■ Exercise objective: Output the material below unchanged, apart from leaving out the pictures.

■ Excerpted records:
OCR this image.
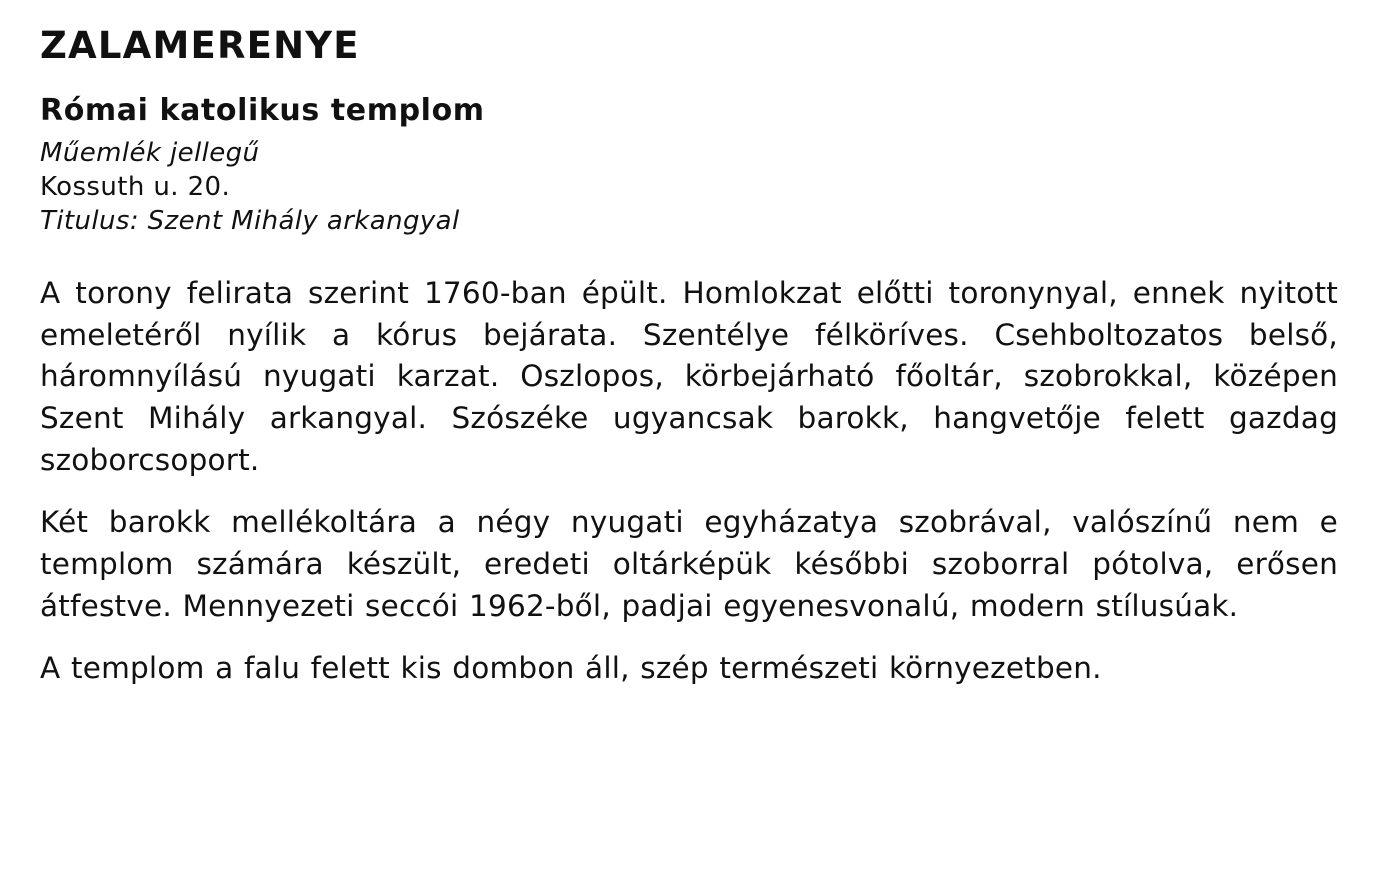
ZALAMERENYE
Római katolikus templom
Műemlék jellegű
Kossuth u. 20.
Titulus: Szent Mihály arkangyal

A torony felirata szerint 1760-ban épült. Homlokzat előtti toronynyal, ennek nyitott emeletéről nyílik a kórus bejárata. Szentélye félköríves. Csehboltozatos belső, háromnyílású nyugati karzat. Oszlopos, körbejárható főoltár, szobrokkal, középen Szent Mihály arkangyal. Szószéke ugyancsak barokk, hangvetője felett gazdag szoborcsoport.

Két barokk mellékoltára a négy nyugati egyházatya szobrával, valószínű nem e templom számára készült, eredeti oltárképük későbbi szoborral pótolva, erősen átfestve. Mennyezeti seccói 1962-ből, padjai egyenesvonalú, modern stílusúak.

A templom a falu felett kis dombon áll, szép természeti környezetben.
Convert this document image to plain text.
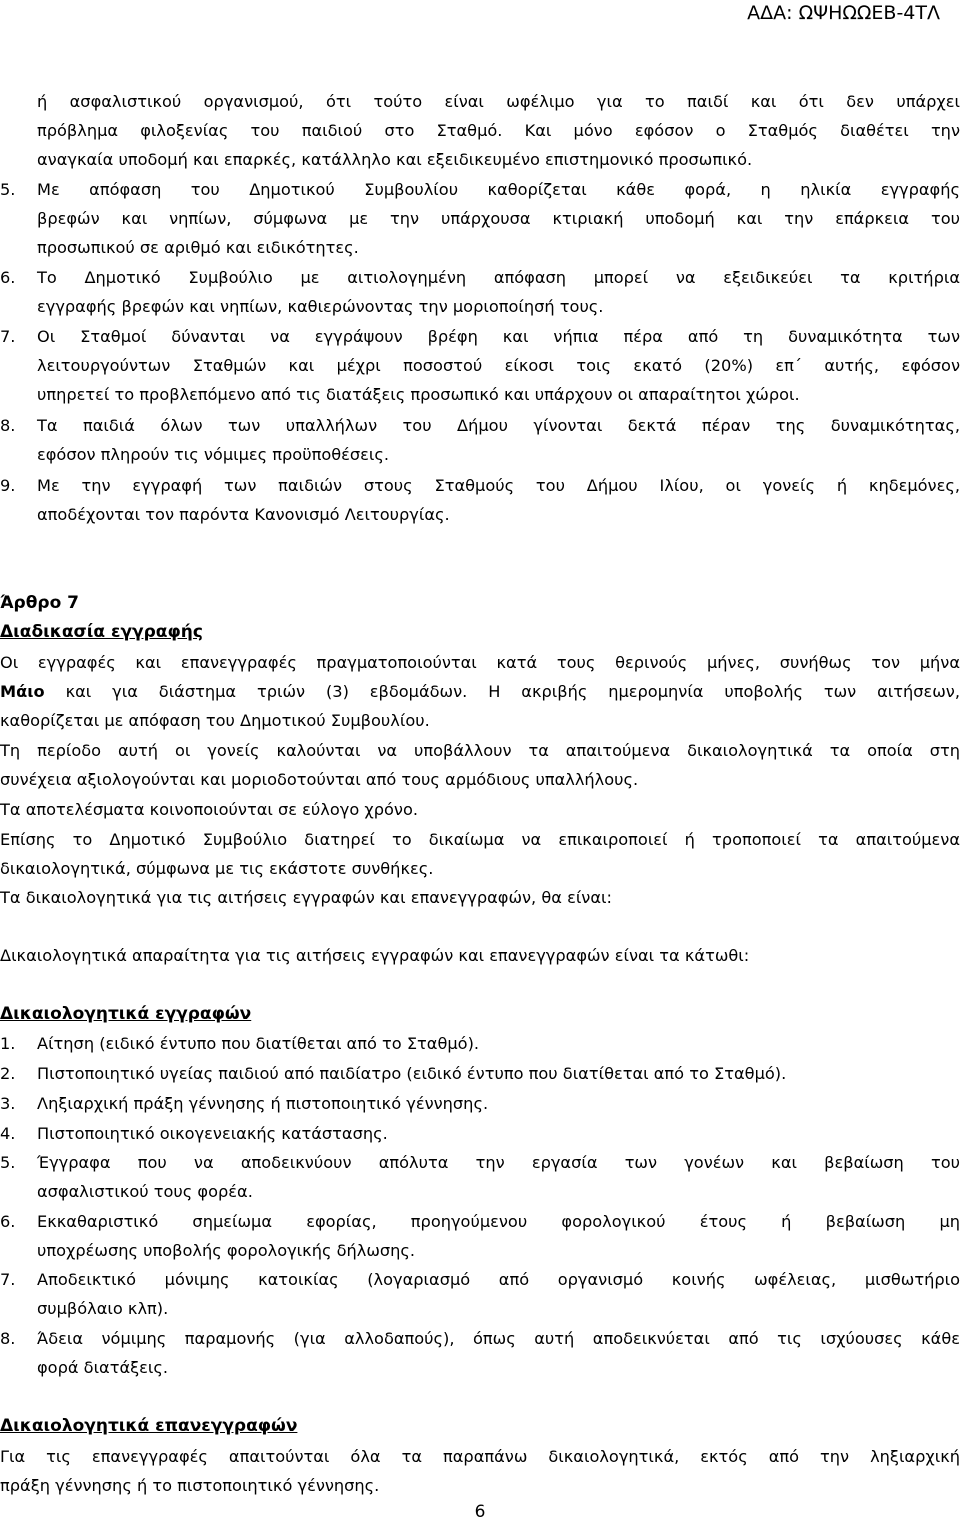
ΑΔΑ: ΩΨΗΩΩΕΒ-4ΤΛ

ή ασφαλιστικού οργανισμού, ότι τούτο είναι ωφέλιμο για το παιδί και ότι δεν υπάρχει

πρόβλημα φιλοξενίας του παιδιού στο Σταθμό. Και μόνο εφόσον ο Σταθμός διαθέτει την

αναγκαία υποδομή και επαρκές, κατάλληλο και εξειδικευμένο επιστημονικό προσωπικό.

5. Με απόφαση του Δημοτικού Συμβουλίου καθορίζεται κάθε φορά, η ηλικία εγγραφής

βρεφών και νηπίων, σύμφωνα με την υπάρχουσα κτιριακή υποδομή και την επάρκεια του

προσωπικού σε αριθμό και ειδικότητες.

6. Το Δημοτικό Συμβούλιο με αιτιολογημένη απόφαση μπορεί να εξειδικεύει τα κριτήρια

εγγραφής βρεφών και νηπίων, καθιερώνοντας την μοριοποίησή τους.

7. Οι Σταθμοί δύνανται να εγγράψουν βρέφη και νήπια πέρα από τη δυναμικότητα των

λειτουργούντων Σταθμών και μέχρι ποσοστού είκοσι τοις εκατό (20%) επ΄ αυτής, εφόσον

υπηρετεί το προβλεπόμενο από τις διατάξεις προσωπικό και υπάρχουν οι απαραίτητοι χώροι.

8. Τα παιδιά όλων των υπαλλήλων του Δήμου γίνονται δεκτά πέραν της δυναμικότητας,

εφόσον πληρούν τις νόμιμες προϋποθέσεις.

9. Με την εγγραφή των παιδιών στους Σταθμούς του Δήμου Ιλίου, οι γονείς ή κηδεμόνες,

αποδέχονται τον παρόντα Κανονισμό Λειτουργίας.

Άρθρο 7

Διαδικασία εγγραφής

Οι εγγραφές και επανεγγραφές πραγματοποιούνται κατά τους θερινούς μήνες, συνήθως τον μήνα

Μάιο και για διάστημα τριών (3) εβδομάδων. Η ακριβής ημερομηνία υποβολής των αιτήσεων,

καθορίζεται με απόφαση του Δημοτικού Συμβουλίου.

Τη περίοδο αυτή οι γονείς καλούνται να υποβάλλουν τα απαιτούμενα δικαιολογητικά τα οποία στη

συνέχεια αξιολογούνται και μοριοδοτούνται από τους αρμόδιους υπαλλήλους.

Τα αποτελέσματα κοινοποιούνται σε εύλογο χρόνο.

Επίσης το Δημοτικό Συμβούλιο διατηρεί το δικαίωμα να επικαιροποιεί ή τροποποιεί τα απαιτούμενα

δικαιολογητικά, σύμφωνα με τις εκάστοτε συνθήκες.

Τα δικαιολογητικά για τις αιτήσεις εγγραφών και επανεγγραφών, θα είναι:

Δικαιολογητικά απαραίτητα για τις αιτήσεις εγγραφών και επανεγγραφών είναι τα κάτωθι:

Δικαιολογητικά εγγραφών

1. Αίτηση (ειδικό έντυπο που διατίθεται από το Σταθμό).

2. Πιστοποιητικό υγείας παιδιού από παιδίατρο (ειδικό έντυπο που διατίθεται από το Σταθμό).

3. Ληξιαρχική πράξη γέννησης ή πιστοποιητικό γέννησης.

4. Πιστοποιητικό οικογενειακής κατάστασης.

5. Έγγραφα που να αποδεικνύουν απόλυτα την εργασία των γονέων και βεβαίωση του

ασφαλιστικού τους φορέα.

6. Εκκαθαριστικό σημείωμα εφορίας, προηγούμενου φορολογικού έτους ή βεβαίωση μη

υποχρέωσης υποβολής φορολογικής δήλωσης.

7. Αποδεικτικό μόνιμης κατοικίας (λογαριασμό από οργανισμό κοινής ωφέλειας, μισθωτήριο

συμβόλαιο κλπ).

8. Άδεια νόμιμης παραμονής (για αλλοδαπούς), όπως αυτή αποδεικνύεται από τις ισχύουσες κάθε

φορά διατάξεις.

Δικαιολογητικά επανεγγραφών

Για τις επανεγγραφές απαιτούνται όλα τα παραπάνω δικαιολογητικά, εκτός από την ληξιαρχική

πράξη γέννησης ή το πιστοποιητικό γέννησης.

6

■ Solution to the problem:
OCR this image.
ZALAMERENYE
Római katolikus templom
Műemlék jellegű
Kossuth u. 20.
Titulus: Szent Mihály arkangyal

A torony felirata szerint 1760-ban épült. Homlokzat előtti toronynyal, ennek nyitott emeletéről nyílik a kórus bejárata. Szentélye félköríves. Csehboltozatos belső, háromnyílású nyugati karzat. Oszlopos, körbejárható főoltár, szobrokkal, középen Szent Mihály arkangyal. Szószéke ugyancsak barokk, hangvetője felett gazdag szoborcsoport.

Két barokk mellékoltára a négy nyugati egyházatya szobrával, valószínű nem e templom számára készült, eredeti oltárképük későbbi szoborral pótolva, erősen átfestve. Mennyezeti seccói 1962-ből, padjai egyenesvonalú, modern stílusúak.

A templom a falu felett kis dombon áll, szép természeti környezetben.
Convert this document image to plain text.
ΑΔΑ: ΩΨΗΩΩΕΒ-4ΤΛ

ή ασφαλιστικού οργανισμού, ότι τούτο είναι ωφέλιμο για το παιδί και ότι δεν υπάρχει

πρόβλημα φιλοξενίας του παιδιού στο Σταθμό. Και μόνο εφόσον ο Σταθμός διαθέτει την

αναγκαία υποδομή και επαρκές, κατάλληλο και εξειδικευμένο επιστημονικό προσωπικό.

5. Με απόφαση του Δημοτικού Συμβουλίου καθορίζεται κάθε φορά, η ηλικία εγγραφής

βρεφών και νηπίων, σύμφωνα με την υπάρχουσα κτιριακή υποδομή και την επάρκεια του

προσωπικού σε αριθμό και ειδικότητες.

6. Το Δημοτικό Συμβούλιο με αιτιολογημένη απόφαση μπορεί να εξειδικεύει τα κριτήρια

εγγραφής βρεφών και νηπίων, καθιερώνοντας την μοριοποίησή τους.

7. Οι Σταθμοί δύνανται να εγγράψουν βρέφη και νήπια πέρα από τη δυναμικότητα των

λειτουργούντων Σταθμών και μέχρι ποσοστού είκοσι τοις εκατό (20%) επ΄ αυτής, εφόσον

υπηρετεί το προβλεπόμενο από τις διατάξεις προσωπικό και υπάρχουν οι απαραίτητοι χώροι.

8. Τα παιδιά όλων των υπαλλήλων του Δήμου γίνονται δεκτά πέραν της δυναμικότητας,

εφόσον πληρούν τις νόμιμες προϋποθέσεις.

9. Με την εγγραφή των παιδιών στους Σταθμούς του Δήμου Ιλίου, οι γονείς ή κηδεμόνες,

αποδέχονται τον παρόντα Κανονισμό Λειτουργίας.

Άρθρο 7

Διαδικασία εγγραφής

Οι εγγραφές και επανεγγραφές πραγματοποιούνται κατά τους θερινούς μήνες, συνήθως τον μήνα

Μάιο και για διάστημα τριών (3) εβδομάδων. Η ακριβής ημερομηνία υποβολής των αιτήσεων,

καθορίζεται με απόφαση του Δημοτικού Συμβουλίου.

Τη περίοδο αυτή οι γονείς καλούνται να υποβάλλουν τα απαιτούμενα δικαιολογητικά τα οποία στη

συνέχεια αξιολογούνται και μοριοδοτούνται από τους αρμόδιους υπαλλήλους.

Τα αποτελέσματα κοινοποιούνται σε εύλογο χρόνο.

Επίσης το Δημοτικό Συμβούλιο διατηρεί το δικαίωμα να επικαιροποιεί ή τροποποιεί τα απαιτούμενα

δικαιολογητικά, σύμφωνα με τις εκάστοτε συνθήκες.

Τα δικαιολογητικά για τις αιτήσεις εγγραφών και επανεγγραφών, θα είναι:

Δικαιολογητικά απαραίτητα για τις αιτήσεις εγγραφών και επανεγγραφών είναι τα κάτωθι:

Δικαιολογητικά εγγραφών

1. Αίτηση (ειδικό έντυπο που διατίθεται από το Σταθμό).

2. Πιστοποιητικό υγείας παιδιού από παιδίατρο (ειδικό έντυπο που διατίθεται από το Σταθμό).

3. Ληξιαρχική πράξη γέννησης ή πιστοποιητικό γέννησης.

4. Πιστοποιητικό οικογενειακής κατάστασης.

5. Έγγραφα που να αποδεικνύουν απόλυτα την εργασία των γονέων και βεβαίωση του

ασφαλιστικού τους φορέα.

6. Εκκαθαριστικό σημείωμα εφορίας, προηγούμενου φορολογικού έτους ή βεβαίωση μη

υποχρέωσης υποβολής φορολογικής δήλωσης.

7. Αποδεικτικό μόνιμης κατοικίας (λογαριασμό από οργανισμό κοινής ωφέλειας, μισθωτήριο

συμβόλαιο κλπ).

8. Άδεια νόμιμης παραμονής (για αλλοδαπούς), όπως αυτή αποδεικνύεται από τις ισχύουσες κάθε

φορά διατάξεις.

Δικαιολογητικά επανεγγραφών

Για τις επανεγγραφές απαιτούνται όλα τα παραπάνω δικαιολογητικά, εκτός από την ληξιαρχική

πράξη γέννησης ή το πιστοποιητικό γέννησης.

6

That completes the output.